● WHAT NEEDS TO BE DONE
Reproduce every line of the data below, unchanged and in the same order.

═══ LISTING

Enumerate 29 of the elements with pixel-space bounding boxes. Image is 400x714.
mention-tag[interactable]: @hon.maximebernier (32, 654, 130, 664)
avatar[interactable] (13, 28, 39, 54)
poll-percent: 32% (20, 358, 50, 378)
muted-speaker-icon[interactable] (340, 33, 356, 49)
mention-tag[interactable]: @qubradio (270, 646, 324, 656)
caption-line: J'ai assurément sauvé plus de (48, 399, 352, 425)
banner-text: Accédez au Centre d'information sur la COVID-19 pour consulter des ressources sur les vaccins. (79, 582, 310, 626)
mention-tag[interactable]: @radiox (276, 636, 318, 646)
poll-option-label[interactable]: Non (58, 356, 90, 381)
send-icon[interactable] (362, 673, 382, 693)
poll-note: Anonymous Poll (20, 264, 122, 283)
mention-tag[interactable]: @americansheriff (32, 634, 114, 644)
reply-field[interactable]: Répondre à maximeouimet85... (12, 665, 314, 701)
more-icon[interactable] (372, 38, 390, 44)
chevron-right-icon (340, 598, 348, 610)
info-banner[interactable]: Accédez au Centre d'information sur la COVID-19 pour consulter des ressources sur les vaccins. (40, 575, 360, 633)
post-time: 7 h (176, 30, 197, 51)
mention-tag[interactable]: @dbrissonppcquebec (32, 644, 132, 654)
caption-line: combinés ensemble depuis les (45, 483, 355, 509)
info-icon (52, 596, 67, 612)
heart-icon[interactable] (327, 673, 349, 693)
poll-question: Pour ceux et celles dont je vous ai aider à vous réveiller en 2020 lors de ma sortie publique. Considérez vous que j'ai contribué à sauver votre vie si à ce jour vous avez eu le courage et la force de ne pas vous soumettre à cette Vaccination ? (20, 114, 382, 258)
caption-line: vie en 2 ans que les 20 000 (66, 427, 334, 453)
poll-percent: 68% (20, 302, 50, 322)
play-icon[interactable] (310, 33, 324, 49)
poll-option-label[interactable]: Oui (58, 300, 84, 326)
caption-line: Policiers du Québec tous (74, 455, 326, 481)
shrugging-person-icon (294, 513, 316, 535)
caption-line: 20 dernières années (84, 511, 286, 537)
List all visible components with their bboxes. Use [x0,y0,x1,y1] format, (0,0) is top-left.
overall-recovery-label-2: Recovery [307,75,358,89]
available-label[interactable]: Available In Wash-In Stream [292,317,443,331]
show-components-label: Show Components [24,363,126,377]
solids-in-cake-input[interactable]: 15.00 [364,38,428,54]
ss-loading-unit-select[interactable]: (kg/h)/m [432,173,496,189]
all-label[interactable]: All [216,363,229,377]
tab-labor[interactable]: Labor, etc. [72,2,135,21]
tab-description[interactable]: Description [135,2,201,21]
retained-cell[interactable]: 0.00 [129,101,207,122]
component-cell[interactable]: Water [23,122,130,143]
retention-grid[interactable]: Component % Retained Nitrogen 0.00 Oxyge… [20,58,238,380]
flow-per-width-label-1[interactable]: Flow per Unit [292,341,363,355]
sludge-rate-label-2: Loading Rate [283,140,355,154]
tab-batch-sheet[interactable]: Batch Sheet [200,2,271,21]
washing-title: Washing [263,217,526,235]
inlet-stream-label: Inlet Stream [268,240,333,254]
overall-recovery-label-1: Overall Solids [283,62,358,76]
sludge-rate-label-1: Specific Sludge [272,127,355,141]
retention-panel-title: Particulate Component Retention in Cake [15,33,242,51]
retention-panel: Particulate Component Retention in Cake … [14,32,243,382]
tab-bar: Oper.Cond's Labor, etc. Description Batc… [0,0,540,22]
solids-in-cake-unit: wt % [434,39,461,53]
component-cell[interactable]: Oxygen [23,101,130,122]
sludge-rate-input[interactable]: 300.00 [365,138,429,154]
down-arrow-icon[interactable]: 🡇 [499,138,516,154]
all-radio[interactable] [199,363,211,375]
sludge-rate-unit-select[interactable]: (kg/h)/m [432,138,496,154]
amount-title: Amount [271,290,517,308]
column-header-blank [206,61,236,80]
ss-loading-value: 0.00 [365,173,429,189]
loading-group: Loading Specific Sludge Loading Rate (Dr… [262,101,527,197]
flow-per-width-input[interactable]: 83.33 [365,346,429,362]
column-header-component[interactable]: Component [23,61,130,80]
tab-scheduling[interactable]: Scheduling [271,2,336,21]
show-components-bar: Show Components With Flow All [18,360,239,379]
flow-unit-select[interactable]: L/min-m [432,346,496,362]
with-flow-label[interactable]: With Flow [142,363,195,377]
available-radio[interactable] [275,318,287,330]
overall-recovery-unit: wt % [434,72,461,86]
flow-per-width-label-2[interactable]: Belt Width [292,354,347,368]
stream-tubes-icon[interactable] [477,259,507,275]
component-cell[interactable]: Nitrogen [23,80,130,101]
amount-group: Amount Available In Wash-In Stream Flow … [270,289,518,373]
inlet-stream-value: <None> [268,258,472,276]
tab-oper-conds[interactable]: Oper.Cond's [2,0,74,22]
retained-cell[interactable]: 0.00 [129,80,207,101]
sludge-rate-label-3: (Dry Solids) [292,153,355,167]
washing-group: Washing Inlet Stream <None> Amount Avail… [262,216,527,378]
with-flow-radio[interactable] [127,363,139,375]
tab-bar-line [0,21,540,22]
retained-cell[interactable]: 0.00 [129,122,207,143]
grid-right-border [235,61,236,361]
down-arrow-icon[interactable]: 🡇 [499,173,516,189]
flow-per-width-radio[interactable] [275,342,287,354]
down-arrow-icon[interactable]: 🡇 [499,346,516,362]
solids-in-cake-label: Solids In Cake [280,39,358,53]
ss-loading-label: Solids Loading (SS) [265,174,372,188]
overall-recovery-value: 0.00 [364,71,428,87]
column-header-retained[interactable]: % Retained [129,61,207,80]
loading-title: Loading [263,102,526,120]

══════

● FINISHED ANSWER
Enumerate 29 of the elements with pixel-space bounding boxes. Image is 400x714.
mention-tag[interactable]: @hon.maximebernier (32, 654, 130, 664)
avatar[interactable] (13, 28, 39, 54)
poll-percent: 32% (20, 358, 50, 378)
muted-speaker-icon[interactable] (340, 33, 356, 49)
mention-tag[interactable]: @qubradio (270, 646, 324, 656)
caption-line: J'ai assurément sauvé plus de (48, 399, 352, 425)
banner-text: Accédez au Centre d'information sur la COVID-19 pour consulter des ressources sur les vaccins. (79, 582, 310, 626)
mention-tag[interactable]: @radiox (276, 636, 318, 646)
poll-option-label[interactable]: Non (58, 356, 90, 381)
send-icon[interactable] (362, 673, 382, 693)
poll-note: Anonymous Poll (20, 264, 122, 283)
mention-tag[interactable]: @americansheriff (32, 634, 114, 644)
reply-field[interactable]: Répondre à maximeouimet85... (12, 665, 314, 701)
more-icon[interactable] (372, 38, 390, 44)
chevron-right-icon (340, 598, 348, 610)
info-banner[interactable]: Accédez au Centre d'information sur la COVID-19 pour consulter des ressources sur les vaccins. (40, 575, 360, 633)
post-time: 7 h (176, 30, 197, 51)
mention-tag[interactable]: @dbrissonppcquebec (32, 644, 132, 654)
caption-line: combinés ensemble depuis les (45, 483, 355, 509)
info-icon (52, 596, 67, 612)
heart-icon[interactable] (327, 673, 349, 693)
poll-question: Pour ceux et celles dont je vous ai aider à vous réveiller en 2020 lors de ma sortie publique. Considérez vous que j'ai contribué à sauver votre vie si à ce jour vous avez eu le courage et la force de ne pas vous soumettre à cette Vaccination ? (20, 114, 382, 258)
caption-line: vie en 2 ans que les 20 000 (66, 427, 334, 453)
poll-percent: 68% (20, 302, 50, 322)
play-icon[interactable] (310, 33, 324, 49)
poll-option-label[interactable]: Oui (58, 300, 84, 326)
caption-line: Policiers du Québec tous (74, 455, 326, 481)
shrugging-person-icon (294, 513, 316, 535)
caption-line: 20 dernières années (84, 511, 286, 537)
List all visible components with their bboxes. Use [x0,y0,x1,y1] format, (0,0) is top-left.
overall-recovery-label-2: Recovery [307,75,358,89]
available-label[interactable]: Available In Wash-In Stream [292,317,443,331]
show-components-label: Show Components [24,363,126,377]
solids-in-cake-input[interactable]: 15.00 [364,38,428,54]
ss-loading-unit-select[interactable]: (kg/h)/m [432,173,496,189]
all-label[interactable]: All [216,363,229,377]
tab-labor[interactable]: Labor, etc. [72,2,135,21]
tab-description[interactable]: Description [135,2,201,21]
retained-cell[interactable]: 0.00 [129,101,207,122]
component-cell[interactable]: Water [23,122,130,143]
retention-grid[interactable]: Component % Retained Nitrogen 0.00 Oxyge… [20,58,238,380]
flow-per-width-label-1[interactable]: Flow per Unit [292,341,363,355]
sludge-rate-label-2: Loading Rate [283,140,355,154]
tab-batch-sheet[interactable]: Batch Sheet [200,2,271,21]
washing-title: Washing [263,217,526,235]
inlet-stream-label: Inlet Stream [268,240,333,254]
overall-recovery-label-1: Overall Solids [283,62,358,76]
sludge-rate-label-1: Specific Sludge [272,127,355,141]
retention-panel-title: Particulate Component Retention in Cake [15,33,242,51]
retention-panel: Particulate Component Retention in Cake … [14,32,243,382]
tab-bar: Oper.Cond's Labor, etc. Description Batc… [0,0,540,22]
solids-in-cake-unit: wt % [434,39,461,53]
component-cell[interactable]: Oxygen [23,101,130,122]
sludge-rate-input[interactable]: 300.00 [365,138,429,154]
down-arrow-icon[interactable]: 🡇 [499,138,516,154]
all-radio[interactable] [199,363,211,375]
sludge-rate-unit-select[interactable]: (kg/h)/m [432,138,496,154]
amount-title: Amount [271,290,517,308]
column-header-blank [206,61,236,80]
ss-loading-value: 0.00 [365,173,429,189]
loading-group: Loading Specific Sludge Loading Rate (Dr… [262,101,527,197]
flow-per-width-input[interactable]: 83.33 [365,346,429,362]
column-header-component[interactable]: Component [23,61,130,80]
tab-scheduling[interactable]: Scheduling [271,2,336,21]
show-components-bar: Show Components With Flow All [18,360,239,379]
flow-unit-select[interactable]: L/min-m [432,346,496,362]
with-flow-label[interactable]: With Flow [142,363,195,377]
available-radio[interactable] [275,318,287,330]
overall-recovery-unit: wt % [434,72,461,86]
flow-per-width-label-2[interactable]: Belt Width [292,354,347,368]
stream-tubes-icon[interactable] [477,259,507,275]
component-cell[interactable]: Nitrogen [23,80,130,101]
amount-group: Amount Available In Wash-In Stream Flow … [270,289,518,373]
inlet-stream-value: <None> [268,258,472,276]
tab-oper-conds[interactable]: Oper.Cond's [2,0,74,22]
retained-cell[interactable]: 0.00 [129,80,207,101]
sludge-rate-label-3: (Dry Solids) [292,153,355,167]
washing-group: Washing Inlet Stream <None> Amount Avail… [262,216,527,378]
with-flow-radio[interactable] [127,363,139,375]
tab-bar-line [0,21,540,22]
retained-cell[interactable]: 0.00 [129,122,207,143]
grid-right-border [235,61,236,361]
down-arrow-icon[interactable]: 🡇 [499,173,516,189]
flow-per-width-radio[interactable] [275,342,287,354]
down-arrow-icon[interactable]: 🡇 [499,346,516,362]
solids-in-cake-label: Solids In Cake [280,39,358,53]
ss-loading-label: Solids Loading (SS) [265,174,372,188]
overall-recovery-value: 0.00 [364,71,428,87]
column-header-retained[interactable]: % Retained [129,61,207,80]
loading-title: Loading [263,102,526,120]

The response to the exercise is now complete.